• **Source**
╔══

Monday, April 16, 2012

The one that got away...


This week's League topic is one that haunts me.
We all collect something. What is a holy grail item you hope to find at a flea market, toy show, or comic convention? What else do you collect?
Well. This will be a little long-winded, but it will seem a little more epic if you know the whole story.

Of all the toys I ever had, one series of them always will stick out more than any other: Kenner's Super Powers Collection. The first four we got (I can't remember which two were first, but I remember that we got them at the Mervyn's in Dublin, California) were Green Lantern, Aquaman, Joker, and Robin. I want to say Green Lantern was one of the very first, but I could be wrong.

╚══

• **What is asked**
1) Name the first four Kenner Super Powers Collection figures that the post says were bought at the Mervyn's in Dublin, California.
2) Why does the post's author decide to tell the whole story even though it will run a little long?

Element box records
╔══

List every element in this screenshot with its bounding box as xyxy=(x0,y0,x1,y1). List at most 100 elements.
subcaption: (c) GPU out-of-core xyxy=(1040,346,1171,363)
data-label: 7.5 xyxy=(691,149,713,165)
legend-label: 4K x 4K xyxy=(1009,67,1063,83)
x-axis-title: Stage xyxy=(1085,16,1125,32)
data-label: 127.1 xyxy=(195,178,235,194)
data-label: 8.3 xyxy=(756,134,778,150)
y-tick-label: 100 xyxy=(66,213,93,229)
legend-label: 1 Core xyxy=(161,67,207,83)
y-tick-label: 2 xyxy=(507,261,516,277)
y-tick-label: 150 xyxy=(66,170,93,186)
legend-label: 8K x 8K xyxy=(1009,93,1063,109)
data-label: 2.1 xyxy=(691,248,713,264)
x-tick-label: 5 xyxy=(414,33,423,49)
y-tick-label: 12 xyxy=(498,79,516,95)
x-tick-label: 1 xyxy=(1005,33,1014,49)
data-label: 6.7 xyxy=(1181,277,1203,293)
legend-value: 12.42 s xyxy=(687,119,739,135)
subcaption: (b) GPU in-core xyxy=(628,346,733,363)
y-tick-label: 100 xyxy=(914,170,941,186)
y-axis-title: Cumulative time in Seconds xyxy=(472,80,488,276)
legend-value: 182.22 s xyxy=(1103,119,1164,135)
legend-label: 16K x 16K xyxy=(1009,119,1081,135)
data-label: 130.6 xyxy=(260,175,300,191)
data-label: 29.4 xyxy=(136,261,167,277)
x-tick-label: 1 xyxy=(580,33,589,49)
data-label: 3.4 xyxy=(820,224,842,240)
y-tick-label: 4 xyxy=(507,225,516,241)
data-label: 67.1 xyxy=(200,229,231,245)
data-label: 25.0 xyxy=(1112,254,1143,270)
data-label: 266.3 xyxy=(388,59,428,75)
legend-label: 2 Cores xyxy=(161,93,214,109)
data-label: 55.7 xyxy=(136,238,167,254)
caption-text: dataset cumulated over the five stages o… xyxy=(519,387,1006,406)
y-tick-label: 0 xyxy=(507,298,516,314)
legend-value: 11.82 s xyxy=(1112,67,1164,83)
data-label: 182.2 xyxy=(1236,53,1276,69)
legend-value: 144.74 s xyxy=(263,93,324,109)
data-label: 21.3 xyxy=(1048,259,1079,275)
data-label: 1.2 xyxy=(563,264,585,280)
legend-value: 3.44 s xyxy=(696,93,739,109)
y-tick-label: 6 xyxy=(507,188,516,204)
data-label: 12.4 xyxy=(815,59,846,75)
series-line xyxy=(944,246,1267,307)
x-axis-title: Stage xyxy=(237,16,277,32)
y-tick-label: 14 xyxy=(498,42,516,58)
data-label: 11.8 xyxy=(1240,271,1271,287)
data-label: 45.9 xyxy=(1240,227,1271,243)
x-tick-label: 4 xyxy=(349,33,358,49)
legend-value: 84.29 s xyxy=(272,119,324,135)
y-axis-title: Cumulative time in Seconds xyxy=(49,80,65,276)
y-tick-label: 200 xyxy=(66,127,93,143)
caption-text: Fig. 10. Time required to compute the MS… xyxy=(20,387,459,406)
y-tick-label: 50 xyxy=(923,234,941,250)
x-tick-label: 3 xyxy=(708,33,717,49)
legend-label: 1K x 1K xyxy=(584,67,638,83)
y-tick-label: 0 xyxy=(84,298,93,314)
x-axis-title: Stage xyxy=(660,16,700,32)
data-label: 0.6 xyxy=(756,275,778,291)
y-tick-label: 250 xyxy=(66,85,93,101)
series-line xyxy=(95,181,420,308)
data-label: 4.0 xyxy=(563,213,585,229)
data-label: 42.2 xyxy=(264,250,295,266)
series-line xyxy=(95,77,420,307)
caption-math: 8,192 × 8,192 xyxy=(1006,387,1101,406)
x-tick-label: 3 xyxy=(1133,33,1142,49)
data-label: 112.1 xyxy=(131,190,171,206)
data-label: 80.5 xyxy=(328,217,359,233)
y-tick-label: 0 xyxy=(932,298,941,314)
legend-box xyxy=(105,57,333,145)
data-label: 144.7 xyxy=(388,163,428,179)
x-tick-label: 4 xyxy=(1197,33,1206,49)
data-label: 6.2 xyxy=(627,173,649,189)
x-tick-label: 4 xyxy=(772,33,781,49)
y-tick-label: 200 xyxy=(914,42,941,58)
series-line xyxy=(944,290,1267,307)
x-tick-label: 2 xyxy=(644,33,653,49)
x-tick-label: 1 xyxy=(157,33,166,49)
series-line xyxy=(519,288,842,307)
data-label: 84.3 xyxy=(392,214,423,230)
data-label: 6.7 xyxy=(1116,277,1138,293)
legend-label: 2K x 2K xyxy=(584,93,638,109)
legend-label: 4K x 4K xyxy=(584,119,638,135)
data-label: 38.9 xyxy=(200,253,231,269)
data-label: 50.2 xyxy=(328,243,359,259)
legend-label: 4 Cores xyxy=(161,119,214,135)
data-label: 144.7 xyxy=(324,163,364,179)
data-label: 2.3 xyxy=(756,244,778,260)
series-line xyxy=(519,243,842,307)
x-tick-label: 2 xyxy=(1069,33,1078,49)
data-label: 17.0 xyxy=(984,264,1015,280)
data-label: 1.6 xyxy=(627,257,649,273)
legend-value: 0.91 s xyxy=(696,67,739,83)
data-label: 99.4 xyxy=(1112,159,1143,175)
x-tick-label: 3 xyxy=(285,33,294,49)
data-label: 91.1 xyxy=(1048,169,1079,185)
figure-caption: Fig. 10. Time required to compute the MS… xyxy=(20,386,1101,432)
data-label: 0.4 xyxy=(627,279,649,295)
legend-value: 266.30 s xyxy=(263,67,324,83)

╚══

• **Answers**
1) Green Lantern, Aquaman, Joker, and Robin.

2) The author says the story will seem a little more epic if the reader knows all of it.